------ Dataset excerpts

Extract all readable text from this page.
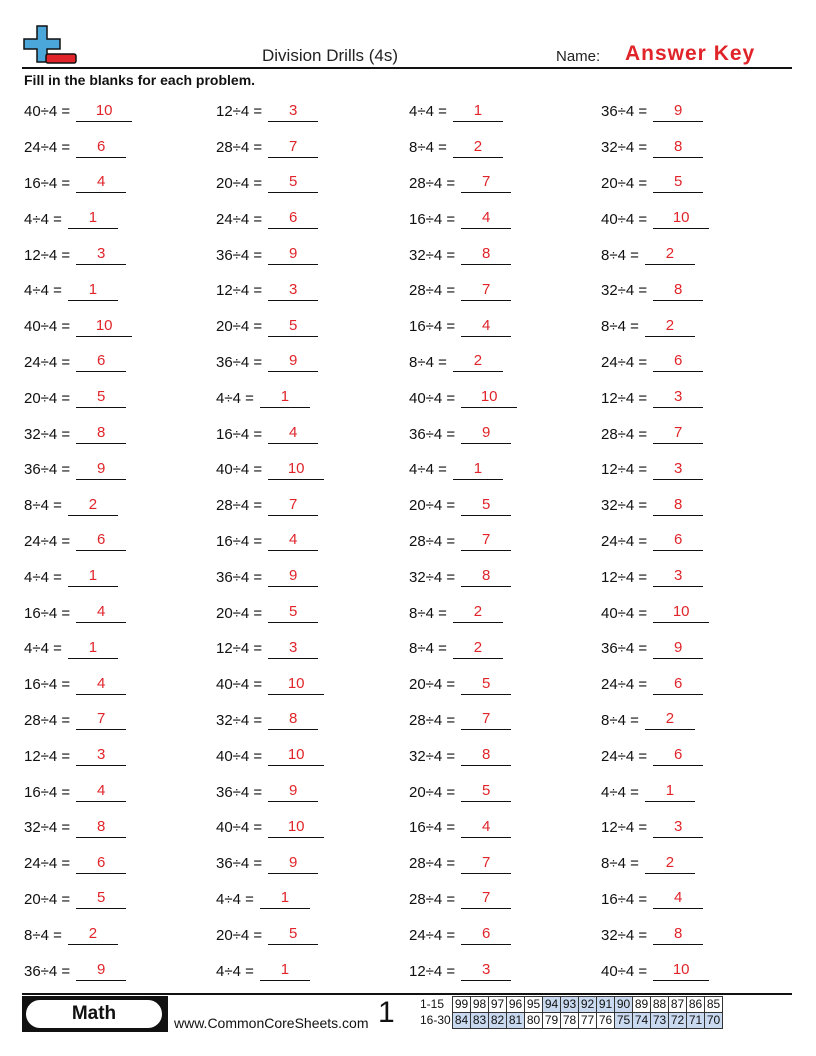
Division Drills (4s)	Name: Answer Key
Fill in the blanks for each problem.
40÷4 =	10	12÷4 =	3	4÷4 =	1	36÷4 =	9
24÷4 =	6	28÷4 =	7	8÷4 =	2	32÷4 =	8
16÷4 =	4	20÷4 =	5	28÷4 =	7	20÷4 =	5
4÷4 =	1	24÷4 =	6	16÷4 =	4	40÷4 =	10
12÷4 =	3	36÷4 =	9	32÷4 =	8	8÷4 =	2
4÷4 =	1	12÷4 =	3	28÷4 =	7	32÷4 =	8
40÷4 =	10	20÷4 =	5	16÷4 =	4	8÷4 =	2
24÷4 =	6	36÷4 =	9	8÷4 =	2	24÷4 =	6
20÷4 =	5	4÷4 =	1	40÷4 =	10	12÷4 =	3
32÷4 =	8	16÷4 =	4	36÷4 =	9	28÷4 =	7
36÷4 =	9	40÷4 =	10	4÷4 =	1	12÷4 =	3
8÷4 =	2	28÷4 =	7	20÷4 =	5	32÷4 =	8
24÷4 =	6	16÷4 =	4	28÷4 =	7	24÷4 =	6
4÷4 =	1	36÷4 =	9	32÷4 =	8	12÷4 =	3
16÷4 =	4	20÷4 =	5	8÷4 =	2	40÷4 =	10
4÷4 =	1	12÷4 =	3	8÷4 =	2	36÷4 =	9
16÷4 =	4	40÷4 =	10	20÷4 =	5	24÷4 =	6
28÷4 =	7	32÷4 =	8	28÷4 =	7	8÷4 =	2
12÷4 =	3	40÷4 =	10	32÷4 =	8	24÷4 =	6
16÷4 =	4	36÷4 =	9	20÷4 =	5	4÷4 =	1
32÷4 =	8	40÷4 =	10	16÷4 =	4	12÷4 =	3
24÷4 =	6	36÷4 =	9	28÷4 =	7	8÷4 =	2
20÷4 =	5	4÷4 =	1	28÷4 =	7	16÷4 =	4
8÷4 =	2	20÷4 =	5	24÷4 =	6	32÷4 =	8
36÷4 =	9	4÷4 =	1	12÷4 =	3	40÷4 =	10
Math	www.CommonCoreSheets.com 1 1-15	99	98	97	96	95	94	93	92	91	90	89	88	87	86	85
16-30	84	83	82	81	80	79	78	77	76	75	74	73	72	71	70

------------

What is needed: Leaving out the pictures, repeat the data above exactly.

Output:
Extract all readable text from this page.
Division Drills (4s)	Name: Answer Key
Fill in the blanks for each problem.
40÷4 =	10	12÷4 =	3	4÷4 =	1	36÷4 =	9
24÷4 =	6	28÷4 =	7	8÷4 =	2	32÷4 =	8
16÷4 =	4	20÷4 =	5	28÷4 =	7	20÷4 =	5
4÷4 =	1	24÷4 =	6	16÷4 =	4	40÷4 =	10
12÷4 =	3	36÷4 =	9	32÷4 =	8	8÷4 =	2
4÷4 =	1	12÷4 =	3	28÷4 =	7	32÷4 =	8
40÷4 =	10	20÷4 =	5	16÷4 =	4	8÷4 =	2
24÷4 =	6	36÷4 =	9	8÷4 =	2	24÷4 =	6
20÷4 =	5	4÷4 =	1	40÷4 =	10	12÷4 =	3
32÷4 =	8	16÷4 =	4	36÷4 =	9	28÷4 =	7
36÷4 =	9	40÷4 =	10	4÷4 =	1	12÷4 =	3
8÷4 =	2	28÷4 =	7	20÷4 =	5	32÷4 =	8
24÷4 =	6	16÷4 =	4	28÷4 =	7	24÷4 =	6
4÷4 =	1	36÷4 =	9	32÷4 =	8	12÷4 =	3
16÷4 =	4	20÷4 =	5	8÷4 =	2	40÷4 =	10
4÷4 =	1	12÷4 =	3	8÷4 =	2	36÷4 =	9
16÷4 =	4	40÷4 =	10	20÷4 =	5	24÷4 =	6
28÷4 =	7	32÷4 =	8	28÷4 =	7	8÷4 =	2
12÷4 =	3	40÷4 =	10	32÷4 =	8	24÷4 =	6
16÷4 =	4	36÷4 =	9	20÷4 =	5	4÷4 =	1
32÷4 =	8	40÷4 =	10	16÷4 =	4	12÷4 =	3
24÷4 =	6	36÷4 =	9	28÷4 =	7	8÷4 =	2
20÷4 =	5	4÷4 =	1	28÷4 =	7	16÷4 =	4
8÷4 =	2	20÷4 =	5	24÷4 =	6	32÷4 =	8
36÷4 =	9	4÷4 =	1	12÷4 =	3	40÷4 =	10
Math	www.CommonCoreSheets.com 1 1-15	99	98	97	96	95	94	93	92	91	90	89	88	87	86	85
16-30	84	83	82	81	80	79	78	77	76	75	74	73	72	71	70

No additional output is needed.